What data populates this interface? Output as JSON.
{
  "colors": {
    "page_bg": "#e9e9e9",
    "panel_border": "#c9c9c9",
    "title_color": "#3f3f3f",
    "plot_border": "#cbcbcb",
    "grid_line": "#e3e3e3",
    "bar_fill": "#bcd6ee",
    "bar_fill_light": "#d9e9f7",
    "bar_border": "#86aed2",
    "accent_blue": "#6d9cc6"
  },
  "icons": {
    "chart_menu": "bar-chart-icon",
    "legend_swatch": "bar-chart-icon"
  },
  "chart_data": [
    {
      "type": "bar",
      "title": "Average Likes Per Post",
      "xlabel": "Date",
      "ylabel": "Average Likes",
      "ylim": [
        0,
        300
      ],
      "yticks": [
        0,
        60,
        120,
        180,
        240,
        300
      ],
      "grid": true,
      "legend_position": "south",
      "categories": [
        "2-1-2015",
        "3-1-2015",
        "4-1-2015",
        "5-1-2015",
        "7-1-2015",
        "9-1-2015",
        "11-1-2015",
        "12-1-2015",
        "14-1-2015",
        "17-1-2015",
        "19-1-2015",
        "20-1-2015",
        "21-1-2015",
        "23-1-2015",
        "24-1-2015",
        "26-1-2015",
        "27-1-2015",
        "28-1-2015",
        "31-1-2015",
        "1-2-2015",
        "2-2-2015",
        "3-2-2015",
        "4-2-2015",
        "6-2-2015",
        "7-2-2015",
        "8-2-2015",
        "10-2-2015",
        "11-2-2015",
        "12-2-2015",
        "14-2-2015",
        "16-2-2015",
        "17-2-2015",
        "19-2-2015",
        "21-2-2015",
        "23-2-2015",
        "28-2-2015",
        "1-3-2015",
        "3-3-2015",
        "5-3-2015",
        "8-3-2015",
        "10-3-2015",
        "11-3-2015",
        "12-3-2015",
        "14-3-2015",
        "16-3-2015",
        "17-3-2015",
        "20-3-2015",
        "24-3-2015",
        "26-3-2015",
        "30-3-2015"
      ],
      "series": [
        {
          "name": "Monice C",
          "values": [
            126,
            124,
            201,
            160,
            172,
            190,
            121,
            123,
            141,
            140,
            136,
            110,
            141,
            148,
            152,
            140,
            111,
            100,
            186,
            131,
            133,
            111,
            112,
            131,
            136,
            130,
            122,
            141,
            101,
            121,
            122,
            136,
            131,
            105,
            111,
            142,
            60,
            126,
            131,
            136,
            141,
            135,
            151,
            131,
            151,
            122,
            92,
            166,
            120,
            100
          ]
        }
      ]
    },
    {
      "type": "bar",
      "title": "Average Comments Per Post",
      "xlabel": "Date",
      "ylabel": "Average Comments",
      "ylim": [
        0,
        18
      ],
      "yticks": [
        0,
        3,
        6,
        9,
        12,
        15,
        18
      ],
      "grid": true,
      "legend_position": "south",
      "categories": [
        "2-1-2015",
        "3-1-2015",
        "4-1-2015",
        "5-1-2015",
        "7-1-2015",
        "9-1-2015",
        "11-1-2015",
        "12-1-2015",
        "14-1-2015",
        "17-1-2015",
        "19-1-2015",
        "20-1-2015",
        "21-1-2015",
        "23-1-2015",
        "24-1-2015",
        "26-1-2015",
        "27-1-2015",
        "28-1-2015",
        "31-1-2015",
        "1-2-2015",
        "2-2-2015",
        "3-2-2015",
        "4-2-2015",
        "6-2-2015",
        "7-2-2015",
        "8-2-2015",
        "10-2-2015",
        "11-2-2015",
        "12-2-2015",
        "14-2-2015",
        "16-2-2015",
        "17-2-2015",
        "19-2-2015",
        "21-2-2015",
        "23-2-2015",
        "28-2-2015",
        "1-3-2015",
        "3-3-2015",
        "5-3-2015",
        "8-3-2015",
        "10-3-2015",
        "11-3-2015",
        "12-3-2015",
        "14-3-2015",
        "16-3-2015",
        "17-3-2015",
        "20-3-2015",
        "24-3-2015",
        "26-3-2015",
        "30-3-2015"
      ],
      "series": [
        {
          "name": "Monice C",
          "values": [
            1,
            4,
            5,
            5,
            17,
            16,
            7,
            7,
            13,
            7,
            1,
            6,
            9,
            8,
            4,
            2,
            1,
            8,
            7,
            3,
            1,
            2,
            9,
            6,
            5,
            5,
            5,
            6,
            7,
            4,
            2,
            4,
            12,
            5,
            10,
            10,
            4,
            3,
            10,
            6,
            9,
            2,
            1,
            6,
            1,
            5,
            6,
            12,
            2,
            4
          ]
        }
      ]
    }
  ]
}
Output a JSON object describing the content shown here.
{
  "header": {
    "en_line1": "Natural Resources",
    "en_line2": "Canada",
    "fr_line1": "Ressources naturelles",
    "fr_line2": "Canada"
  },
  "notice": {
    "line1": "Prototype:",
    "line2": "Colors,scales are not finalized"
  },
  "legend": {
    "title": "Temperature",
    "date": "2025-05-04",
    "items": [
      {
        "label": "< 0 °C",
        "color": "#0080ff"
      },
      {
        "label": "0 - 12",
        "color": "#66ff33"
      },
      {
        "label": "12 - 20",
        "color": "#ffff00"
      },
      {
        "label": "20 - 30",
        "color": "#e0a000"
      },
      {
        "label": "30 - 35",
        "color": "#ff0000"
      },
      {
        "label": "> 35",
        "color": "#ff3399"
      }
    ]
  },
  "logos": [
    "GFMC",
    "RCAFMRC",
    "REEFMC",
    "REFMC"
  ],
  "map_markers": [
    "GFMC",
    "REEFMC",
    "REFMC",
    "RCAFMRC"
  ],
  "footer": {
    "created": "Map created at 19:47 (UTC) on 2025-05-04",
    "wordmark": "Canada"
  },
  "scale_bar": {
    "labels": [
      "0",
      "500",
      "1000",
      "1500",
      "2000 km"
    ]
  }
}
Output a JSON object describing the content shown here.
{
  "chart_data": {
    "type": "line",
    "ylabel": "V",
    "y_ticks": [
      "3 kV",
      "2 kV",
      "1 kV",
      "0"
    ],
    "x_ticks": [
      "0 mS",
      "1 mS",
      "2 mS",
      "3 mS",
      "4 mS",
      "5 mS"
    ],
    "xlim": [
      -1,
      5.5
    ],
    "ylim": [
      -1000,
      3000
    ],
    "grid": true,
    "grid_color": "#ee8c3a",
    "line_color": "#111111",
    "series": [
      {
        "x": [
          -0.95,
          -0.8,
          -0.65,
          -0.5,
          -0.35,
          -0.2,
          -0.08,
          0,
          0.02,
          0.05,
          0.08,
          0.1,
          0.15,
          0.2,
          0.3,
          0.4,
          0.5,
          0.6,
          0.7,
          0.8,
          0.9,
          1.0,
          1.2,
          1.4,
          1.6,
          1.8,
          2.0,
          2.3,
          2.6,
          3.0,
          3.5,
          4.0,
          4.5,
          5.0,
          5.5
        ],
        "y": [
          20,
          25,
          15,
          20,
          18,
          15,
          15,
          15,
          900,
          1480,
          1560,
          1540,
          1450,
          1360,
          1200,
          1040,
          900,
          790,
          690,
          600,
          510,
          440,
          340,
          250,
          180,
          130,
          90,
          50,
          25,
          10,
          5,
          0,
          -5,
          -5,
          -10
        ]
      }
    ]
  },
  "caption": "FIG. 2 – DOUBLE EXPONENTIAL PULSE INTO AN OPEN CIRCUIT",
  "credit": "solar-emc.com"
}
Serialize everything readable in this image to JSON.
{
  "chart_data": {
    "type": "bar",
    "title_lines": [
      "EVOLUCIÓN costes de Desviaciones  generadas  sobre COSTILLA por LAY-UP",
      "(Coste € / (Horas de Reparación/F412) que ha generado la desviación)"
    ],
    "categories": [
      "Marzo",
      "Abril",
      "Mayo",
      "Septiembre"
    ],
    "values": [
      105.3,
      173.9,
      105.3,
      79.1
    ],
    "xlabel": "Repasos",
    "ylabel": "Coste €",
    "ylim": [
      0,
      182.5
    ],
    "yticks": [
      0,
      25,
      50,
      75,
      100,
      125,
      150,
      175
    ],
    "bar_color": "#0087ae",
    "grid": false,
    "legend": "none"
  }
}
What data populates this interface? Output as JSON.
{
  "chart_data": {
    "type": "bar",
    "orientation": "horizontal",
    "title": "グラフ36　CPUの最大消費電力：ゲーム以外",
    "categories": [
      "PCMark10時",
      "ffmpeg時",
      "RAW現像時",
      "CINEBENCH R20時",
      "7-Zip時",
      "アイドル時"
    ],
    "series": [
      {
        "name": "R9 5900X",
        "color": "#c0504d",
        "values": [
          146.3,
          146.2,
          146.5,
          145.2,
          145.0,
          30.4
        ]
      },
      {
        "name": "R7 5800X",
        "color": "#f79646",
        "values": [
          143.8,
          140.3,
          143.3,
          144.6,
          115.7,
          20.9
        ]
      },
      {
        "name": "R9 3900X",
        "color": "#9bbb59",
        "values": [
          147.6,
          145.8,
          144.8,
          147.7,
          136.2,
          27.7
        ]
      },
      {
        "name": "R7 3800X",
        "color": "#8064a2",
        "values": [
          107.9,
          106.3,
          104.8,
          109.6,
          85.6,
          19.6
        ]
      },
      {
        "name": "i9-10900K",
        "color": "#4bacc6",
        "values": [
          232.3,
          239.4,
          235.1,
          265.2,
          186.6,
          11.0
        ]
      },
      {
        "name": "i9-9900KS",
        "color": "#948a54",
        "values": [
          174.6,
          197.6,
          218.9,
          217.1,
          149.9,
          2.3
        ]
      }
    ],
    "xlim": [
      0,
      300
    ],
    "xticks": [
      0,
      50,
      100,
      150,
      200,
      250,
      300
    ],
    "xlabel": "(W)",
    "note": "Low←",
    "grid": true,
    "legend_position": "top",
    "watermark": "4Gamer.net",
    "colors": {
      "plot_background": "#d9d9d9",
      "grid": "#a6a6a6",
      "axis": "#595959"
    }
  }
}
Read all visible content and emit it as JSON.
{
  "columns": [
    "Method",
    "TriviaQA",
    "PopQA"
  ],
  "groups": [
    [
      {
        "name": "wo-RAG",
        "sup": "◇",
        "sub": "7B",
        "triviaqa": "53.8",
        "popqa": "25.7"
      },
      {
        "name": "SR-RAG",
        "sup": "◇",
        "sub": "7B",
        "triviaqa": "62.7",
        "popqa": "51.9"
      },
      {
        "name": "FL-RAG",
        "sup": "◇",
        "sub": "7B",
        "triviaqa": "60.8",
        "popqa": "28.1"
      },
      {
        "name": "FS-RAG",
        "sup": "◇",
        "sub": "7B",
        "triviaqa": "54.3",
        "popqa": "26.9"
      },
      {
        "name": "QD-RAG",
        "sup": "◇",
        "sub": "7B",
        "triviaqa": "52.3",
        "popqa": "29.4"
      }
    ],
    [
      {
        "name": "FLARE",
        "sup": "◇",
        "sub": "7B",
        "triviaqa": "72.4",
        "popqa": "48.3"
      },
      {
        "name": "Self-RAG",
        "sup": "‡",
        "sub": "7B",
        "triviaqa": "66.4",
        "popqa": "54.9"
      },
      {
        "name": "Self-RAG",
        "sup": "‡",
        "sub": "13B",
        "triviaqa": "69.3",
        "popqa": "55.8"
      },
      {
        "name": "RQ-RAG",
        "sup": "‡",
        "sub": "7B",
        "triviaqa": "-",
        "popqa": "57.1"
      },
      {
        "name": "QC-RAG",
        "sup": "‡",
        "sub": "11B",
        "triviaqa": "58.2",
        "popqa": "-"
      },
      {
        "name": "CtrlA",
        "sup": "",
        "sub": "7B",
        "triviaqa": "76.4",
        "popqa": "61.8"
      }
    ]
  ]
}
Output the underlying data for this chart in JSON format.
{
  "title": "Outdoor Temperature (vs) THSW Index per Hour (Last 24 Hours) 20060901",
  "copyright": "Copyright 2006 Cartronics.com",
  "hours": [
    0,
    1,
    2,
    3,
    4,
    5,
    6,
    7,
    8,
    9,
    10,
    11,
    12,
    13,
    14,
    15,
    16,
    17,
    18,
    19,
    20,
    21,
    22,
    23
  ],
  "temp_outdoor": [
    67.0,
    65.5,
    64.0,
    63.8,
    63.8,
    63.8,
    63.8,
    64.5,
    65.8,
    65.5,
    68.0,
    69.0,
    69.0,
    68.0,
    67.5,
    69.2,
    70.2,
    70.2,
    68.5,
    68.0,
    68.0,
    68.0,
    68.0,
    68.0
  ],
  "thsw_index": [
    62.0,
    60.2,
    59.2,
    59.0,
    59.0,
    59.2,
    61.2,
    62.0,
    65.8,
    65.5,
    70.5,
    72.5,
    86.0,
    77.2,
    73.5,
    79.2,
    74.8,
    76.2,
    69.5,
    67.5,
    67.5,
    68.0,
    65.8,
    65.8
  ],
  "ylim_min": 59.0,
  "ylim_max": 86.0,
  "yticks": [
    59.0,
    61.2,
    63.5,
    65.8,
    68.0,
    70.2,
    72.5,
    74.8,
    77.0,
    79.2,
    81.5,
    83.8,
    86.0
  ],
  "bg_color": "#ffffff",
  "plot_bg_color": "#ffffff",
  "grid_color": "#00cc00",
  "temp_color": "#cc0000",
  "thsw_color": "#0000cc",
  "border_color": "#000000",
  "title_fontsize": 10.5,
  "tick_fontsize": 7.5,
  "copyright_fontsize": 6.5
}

- THE PROBLEM
Search the material above for "Canada". Pull out each line where it shows up.

- RESULT
    "en_line2": "Canada",
    "fr_line2": "Canada"
    "wordmark": "Canada"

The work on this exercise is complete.